_Your instructions_
Go through the listing below and gather every line with the word "Referência".

_Records provided_
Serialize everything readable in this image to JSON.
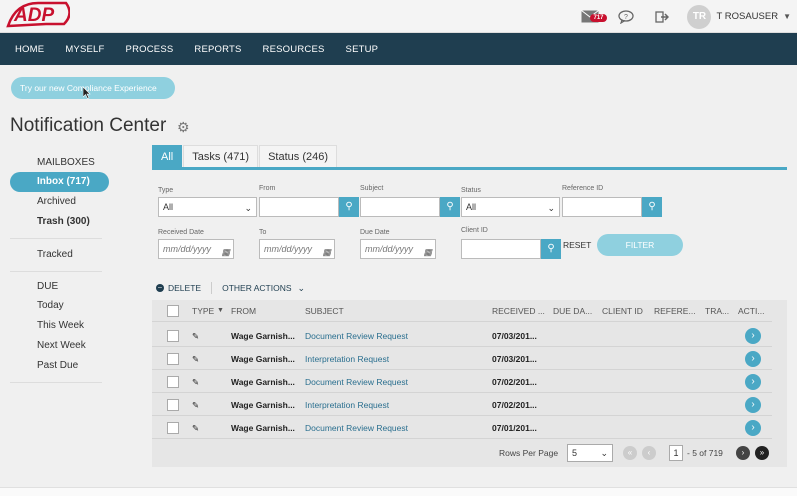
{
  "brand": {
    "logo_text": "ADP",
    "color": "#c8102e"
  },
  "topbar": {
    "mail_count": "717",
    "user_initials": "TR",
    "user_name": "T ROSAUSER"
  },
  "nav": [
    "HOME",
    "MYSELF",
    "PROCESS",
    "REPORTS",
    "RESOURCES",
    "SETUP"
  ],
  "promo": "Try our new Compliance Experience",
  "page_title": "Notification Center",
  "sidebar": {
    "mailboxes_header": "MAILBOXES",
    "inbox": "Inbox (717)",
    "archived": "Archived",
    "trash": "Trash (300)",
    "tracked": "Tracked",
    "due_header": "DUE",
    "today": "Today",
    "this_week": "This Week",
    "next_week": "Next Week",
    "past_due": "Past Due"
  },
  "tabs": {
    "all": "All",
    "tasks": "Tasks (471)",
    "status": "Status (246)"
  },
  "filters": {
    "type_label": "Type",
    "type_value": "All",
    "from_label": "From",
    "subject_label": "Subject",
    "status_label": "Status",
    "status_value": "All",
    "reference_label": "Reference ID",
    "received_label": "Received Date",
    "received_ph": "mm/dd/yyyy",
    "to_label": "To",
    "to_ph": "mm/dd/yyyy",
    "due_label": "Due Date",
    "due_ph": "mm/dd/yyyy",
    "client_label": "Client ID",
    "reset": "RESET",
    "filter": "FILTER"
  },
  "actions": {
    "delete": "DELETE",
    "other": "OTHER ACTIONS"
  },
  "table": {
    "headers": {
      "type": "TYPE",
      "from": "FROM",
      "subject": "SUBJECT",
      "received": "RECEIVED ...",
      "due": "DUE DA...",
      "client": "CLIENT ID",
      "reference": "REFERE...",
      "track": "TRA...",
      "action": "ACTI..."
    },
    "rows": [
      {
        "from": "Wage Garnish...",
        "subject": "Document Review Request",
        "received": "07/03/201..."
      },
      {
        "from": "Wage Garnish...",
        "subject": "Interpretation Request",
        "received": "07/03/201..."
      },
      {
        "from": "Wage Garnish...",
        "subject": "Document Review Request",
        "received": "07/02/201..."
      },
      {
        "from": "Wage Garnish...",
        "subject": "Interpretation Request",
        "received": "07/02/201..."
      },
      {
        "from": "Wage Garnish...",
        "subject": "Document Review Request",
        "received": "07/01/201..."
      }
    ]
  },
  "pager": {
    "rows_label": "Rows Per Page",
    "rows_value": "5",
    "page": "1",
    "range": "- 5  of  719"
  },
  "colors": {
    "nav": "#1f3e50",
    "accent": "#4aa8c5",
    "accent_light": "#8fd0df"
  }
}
...
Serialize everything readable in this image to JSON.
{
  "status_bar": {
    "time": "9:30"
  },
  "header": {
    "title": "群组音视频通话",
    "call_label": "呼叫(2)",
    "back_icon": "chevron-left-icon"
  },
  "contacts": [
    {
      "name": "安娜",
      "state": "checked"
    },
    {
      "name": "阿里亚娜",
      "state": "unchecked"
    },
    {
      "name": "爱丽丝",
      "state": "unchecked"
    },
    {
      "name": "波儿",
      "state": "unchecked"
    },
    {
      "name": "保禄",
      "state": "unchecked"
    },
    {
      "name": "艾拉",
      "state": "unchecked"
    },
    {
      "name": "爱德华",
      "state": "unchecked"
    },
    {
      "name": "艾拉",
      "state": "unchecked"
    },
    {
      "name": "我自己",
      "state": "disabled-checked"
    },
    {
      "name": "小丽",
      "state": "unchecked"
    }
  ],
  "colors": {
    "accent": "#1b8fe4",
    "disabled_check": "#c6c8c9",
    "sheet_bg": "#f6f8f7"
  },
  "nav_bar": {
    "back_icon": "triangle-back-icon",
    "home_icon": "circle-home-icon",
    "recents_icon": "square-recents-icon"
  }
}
==
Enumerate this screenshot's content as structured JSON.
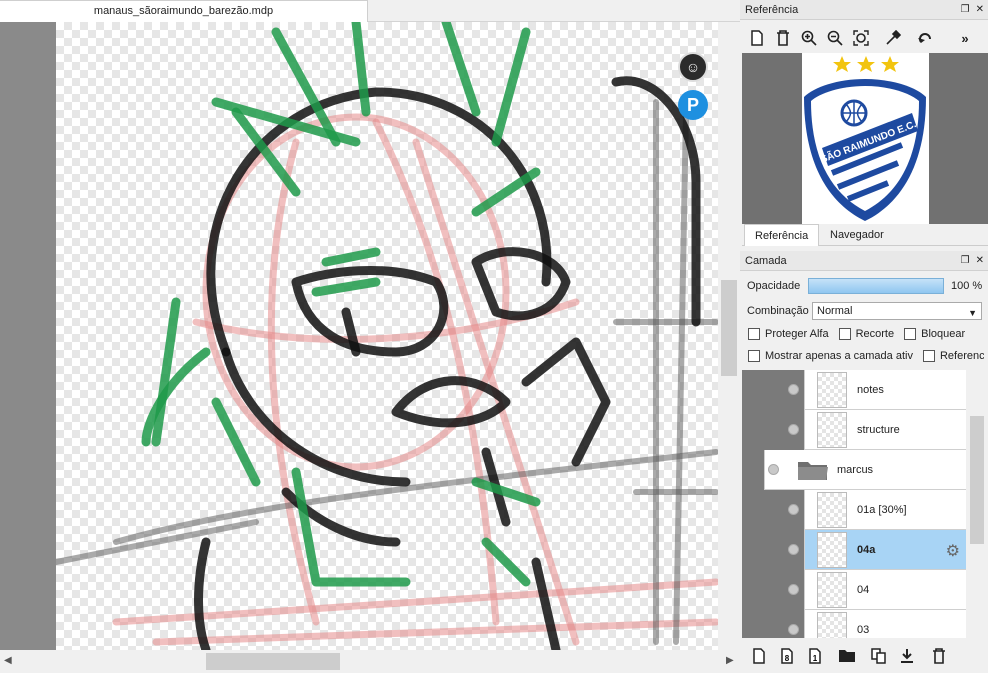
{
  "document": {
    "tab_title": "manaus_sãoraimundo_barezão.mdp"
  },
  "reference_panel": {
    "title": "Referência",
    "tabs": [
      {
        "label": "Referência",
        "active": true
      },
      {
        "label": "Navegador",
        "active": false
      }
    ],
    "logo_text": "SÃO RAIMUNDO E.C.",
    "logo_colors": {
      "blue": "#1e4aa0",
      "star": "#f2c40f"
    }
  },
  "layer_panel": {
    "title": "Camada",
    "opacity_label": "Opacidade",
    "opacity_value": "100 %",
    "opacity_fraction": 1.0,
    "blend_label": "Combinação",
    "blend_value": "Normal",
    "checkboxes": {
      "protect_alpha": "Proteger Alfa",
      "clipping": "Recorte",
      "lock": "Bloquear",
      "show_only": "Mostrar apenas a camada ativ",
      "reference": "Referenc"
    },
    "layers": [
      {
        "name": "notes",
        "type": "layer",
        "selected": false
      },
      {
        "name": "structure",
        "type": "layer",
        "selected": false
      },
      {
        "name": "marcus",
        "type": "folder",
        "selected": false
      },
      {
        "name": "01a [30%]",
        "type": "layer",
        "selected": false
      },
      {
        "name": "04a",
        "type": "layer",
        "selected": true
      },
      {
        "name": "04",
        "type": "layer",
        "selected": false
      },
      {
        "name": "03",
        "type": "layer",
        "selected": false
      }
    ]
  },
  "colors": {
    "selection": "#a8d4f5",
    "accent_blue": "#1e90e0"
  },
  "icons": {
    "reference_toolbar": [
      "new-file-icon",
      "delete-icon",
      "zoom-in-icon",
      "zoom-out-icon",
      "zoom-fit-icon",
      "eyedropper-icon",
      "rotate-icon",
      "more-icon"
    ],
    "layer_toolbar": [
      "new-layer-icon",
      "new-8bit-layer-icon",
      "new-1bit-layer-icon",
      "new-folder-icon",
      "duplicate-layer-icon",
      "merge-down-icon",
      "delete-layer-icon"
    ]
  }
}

_Answer to the task_
    "title": "Referência",
        "label": "Referência",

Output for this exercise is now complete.